** Excerpted passage follows **

Born in Hulme, Manchester, Scanlon was a nephew of former Manchester United winger Charlie Mitten. He attended St Wilfred's School in Hulme. His talent for football was noticed early on, and he was selected to play for the Manchester Boys side. He joined the Manchester United groundstaff in 1950, before signing a professional contract in December 1952.

== Manchester United ==
Scanlon made his way through the Manchester United youth system, winning two FA Youth Cups in 1953 and 1954 before making his first-team debut against Arsenal on 20 November 1954. Scanlon was involved in two league title wins – in 1956 and 1957 – but he failed to make enough appearances to earn a winners' medal on either occasion, with David Pegg being United's regular left winger during this time. Scanlon was occasionally used as a right winger, which was the regular position of Johnny Berry.

** End of Excerpted passage **
** Supplied information follows **

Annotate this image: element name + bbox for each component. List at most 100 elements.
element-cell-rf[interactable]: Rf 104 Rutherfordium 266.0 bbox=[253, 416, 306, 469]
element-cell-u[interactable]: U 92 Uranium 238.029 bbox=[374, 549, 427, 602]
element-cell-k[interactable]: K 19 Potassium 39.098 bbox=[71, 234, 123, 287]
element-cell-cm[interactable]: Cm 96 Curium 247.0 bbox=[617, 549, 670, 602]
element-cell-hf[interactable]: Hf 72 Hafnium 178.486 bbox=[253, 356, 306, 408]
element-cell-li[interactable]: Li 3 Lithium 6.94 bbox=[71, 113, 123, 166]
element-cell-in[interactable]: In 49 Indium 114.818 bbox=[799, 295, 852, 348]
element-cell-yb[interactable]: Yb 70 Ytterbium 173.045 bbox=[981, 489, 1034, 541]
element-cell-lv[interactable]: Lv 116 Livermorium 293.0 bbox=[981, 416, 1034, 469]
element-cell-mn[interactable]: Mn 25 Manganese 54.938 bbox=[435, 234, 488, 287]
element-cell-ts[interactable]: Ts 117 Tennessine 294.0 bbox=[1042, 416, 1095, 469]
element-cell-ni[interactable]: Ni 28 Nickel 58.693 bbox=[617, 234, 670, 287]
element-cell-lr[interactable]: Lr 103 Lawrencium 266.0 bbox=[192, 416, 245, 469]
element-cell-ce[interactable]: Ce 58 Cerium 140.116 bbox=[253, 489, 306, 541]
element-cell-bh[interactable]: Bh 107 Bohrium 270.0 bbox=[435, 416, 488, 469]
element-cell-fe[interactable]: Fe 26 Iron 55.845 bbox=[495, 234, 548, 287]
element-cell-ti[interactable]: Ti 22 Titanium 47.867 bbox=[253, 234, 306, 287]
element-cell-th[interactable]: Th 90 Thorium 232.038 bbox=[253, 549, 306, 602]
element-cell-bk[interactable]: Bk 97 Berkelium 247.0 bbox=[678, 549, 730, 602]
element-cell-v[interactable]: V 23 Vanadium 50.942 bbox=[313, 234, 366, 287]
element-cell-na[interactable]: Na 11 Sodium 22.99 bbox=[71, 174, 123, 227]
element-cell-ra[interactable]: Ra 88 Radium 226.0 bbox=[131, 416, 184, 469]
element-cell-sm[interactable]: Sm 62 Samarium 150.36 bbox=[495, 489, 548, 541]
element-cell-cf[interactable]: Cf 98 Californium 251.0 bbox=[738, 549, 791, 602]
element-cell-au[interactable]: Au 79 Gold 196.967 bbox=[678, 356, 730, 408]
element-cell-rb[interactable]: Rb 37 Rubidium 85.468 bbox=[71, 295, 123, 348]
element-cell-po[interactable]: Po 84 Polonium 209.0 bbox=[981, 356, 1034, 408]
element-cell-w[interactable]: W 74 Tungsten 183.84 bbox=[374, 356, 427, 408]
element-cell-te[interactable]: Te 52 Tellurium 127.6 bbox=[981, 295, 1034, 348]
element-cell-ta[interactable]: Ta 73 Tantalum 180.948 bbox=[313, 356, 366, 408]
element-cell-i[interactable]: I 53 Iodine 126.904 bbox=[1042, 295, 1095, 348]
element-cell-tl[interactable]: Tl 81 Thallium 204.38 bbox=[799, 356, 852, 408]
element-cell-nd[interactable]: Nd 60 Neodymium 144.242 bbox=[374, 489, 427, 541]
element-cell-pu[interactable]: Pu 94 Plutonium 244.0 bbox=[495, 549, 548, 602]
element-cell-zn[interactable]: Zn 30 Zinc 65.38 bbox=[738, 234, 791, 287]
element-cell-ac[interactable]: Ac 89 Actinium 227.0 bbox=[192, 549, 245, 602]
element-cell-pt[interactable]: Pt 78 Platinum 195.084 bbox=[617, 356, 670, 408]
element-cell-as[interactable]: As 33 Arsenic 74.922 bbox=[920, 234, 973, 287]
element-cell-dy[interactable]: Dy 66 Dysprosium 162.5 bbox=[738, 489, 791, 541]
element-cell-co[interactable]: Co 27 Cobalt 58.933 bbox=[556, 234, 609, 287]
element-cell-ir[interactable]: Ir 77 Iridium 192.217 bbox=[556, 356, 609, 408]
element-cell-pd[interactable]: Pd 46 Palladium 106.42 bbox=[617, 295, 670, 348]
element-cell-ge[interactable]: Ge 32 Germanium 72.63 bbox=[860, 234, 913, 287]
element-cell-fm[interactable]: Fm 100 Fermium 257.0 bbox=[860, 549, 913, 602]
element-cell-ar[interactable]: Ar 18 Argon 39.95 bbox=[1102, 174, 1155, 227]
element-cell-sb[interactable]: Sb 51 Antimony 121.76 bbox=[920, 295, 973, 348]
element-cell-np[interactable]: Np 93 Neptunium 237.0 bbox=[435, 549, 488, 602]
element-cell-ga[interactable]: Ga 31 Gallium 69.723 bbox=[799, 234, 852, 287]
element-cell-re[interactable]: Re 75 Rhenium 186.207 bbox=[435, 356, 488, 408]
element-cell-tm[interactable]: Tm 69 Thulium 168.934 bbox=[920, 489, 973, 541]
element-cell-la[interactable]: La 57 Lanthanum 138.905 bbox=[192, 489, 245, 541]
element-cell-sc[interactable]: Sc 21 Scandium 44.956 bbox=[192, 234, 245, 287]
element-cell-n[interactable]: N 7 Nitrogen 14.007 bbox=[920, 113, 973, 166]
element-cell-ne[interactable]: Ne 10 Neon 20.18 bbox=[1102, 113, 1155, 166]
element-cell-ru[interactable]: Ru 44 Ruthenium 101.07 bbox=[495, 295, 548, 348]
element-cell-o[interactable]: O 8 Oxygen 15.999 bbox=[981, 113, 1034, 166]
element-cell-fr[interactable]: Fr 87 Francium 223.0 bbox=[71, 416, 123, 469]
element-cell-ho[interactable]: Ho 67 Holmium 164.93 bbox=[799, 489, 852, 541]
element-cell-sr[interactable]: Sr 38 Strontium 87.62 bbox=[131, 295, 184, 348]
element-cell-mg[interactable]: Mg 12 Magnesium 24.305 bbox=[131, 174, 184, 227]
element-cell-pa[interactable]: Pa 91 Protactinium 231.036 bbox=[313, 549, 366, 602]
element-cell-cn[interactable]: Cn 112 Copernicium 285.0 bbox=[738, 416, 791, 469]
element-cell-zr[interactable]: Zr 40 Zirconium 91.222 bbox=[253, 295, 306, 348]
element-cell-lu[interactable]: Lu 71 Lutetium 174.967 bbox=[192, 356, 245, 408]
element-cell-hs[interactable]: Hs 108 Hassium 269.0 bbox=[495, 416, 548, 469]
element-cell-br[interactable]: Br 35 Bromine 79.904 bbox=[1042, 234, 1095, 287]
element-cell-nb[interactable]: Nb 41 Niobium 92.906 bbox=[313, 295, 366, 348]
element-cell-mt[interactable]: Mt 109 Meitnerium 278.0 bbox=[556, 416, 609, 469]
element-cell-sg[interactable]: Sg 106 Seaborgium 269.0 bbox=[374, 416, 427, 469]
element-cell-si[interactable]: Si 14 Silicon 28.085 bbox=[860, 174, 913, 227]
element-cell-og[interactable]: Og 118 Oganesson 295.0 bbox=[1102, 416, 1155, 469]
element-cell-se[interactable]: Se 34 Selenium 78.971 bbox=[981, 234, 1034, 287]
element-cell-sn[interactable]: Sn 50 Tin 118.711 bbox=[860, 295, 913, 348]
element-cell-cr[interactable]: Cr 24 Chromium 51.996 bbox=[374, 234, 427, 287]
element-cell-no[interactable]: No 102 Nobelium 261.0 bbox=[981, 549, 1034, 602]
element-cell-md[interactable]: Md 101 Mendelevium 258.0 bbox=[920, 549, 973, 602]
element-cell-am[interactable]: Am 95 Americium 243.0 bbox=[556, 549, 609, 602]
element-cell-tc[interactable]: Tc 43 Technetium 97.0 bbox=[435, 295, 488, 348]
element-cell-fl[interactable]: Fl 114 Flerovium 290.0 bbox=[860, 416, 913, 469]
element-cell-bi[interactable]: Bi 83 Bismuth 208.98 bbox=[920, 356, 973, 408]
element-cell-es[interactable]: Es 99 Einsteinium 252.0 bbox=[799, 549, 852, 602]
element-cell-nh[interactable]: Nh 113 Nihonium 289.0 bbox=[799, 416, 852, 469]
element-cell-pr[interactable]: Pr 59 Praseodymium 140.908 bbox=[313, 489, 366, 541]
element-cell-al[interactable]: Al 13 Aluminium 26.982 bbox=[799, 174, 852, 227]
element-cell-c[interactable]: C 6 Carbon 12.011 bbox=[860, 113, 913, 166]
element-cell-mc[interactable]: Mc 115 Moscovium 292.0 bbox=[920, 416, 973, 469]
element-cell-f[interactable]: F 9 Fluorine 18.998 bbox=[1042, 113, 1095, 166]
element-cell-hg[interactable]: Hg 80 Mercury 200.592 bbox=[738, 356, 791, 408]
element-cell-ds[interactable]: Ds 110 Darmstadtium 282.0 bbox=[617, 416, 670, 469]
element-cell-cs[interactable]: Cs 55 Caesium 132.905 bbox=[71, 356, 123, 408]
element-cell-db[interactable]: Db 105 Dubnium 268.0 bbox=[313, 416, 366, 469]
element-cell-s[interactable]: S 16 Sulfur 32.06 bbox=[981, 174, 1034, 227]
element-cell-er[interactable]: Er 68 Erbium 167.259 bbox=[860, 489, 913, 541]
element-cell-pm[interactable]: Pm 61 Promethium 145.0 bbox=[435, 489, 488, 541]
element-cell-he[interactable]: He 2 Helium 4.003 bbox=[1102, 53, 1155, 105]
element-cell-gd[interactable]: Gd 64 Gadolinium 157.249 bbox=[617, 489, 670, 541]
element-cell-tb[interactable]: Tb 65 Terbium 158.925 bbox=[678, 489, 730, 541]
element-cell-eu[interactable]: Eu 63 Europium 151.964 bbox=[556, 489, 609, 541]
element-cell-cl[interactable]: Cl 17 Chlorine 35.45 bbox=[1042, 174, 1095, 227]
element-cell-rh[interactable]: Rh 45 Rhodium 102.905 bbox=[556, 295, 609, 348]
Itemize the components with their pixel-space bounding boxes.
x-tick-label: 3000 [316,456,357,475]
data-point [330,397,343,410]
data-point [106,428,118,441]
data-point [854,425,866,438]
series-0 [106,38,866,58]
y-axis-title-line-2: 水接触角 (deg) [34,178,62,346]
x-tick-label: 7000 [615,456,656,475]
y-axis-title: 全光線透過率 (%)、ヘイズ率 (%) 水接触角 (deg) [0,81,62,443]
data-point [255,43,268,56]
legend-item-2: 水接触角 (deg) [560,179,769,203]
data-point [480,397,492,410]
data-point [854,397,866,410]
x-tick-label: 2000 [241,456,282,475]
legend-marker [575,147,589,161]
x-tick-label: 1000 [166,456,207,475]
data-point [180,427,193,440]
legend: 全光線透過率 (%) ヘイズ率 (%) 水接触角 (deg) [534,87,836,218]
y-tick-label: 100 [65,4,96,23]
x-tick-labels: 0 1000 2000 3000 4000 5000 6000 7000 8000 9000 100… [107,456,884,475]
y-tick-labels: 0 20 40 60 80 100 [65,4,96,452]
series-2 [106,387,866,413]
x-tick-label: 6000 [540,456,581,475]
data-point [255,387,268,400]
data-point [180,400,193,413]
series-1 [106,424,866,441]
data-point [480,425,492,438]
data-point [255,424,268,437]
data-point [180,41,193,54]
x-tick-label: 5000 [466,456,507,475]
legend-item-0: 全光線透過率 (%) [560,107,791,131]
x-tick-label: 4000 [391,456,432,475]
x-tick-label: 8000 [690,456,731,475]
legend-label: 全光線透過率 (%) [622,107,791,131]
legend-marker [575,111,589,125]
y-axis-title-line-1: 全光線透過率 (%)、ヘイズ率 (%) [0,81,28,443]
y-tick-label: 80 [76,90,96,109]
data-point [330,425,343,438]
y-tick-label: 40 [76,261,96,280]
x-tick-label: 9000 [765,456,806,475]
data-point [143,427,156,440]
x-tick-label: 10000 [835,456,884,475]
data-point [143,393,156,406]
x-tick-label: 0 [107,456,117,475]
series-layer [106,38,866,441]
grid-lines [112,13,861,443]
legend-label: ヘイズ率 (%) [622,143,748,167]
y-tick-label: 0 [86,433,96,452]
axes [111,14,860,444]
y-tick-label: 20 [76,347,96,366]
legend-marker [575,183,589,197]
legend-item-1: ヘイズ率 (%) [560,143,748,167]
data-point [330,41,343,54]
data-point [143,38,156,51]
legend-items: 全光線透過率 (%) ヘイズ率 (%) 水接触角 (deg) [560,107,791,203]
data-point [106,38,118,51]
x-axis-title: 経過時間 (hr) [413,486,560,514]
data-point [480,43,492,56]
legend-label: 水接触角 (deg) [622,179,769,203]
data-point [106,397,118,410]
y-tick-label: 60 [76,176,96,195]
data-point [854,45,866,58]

** End of Supplied information **

● Check your understanding
1. Answer these questions from the passage on Scanlon's football career:
(a) Which former Manchester United winger was Scanlon's uncle?
(b) In what month and year did Scanlon sign a professional contract?
(c) Who was United's regular left winger during the 1956 and 1957 title wins?
2. Pick up the passage on Scanlon's football career after its final sentence and continue it.

● Answers for each item
1.
(a) Charlie Mitten
(b) December 1952
(c) David Pegg

2.
On 5 February 1958, Scanlon started on the left wing in United's European Cup quarter-final second leg away to Red Star Belgrade; for five of the players who started the game, it was to be their last match for the club. The next day, on the return journey to Manchester, the team's plane crashed while attempting to take off from Munich airport, in an incident that later became known as the Munich air disaster. The crash killed 23 of the plane's 44 passengers and crew, and Scanlon suffered a fractured skull, a broken leg and kidney damage. He did not play again that season.

He made a full recovery and was back in action at the start of the following season, going on to appear in every game that season, scoring 16 goals in the process.

== Later career ==
Scanlon was sold to Newcastle United for £18,000 in November 1960, but his time on Tyneside was not a success and he then dropped down to a lower level to play for Lincoln City in February 1962. He was on the move again just over a year later, joining Mansfield Town in April 1963, just in time to participate in the club's celebrations at being promoted to the Third Division. Mansfield narrowly missed out on promotion to the Second Division two years later, finishing third in Division Three, but they dropped to 19th the following season and Scanlon dropped out of league football. He joined Belper Town in 1966, and retired shortly afterwards.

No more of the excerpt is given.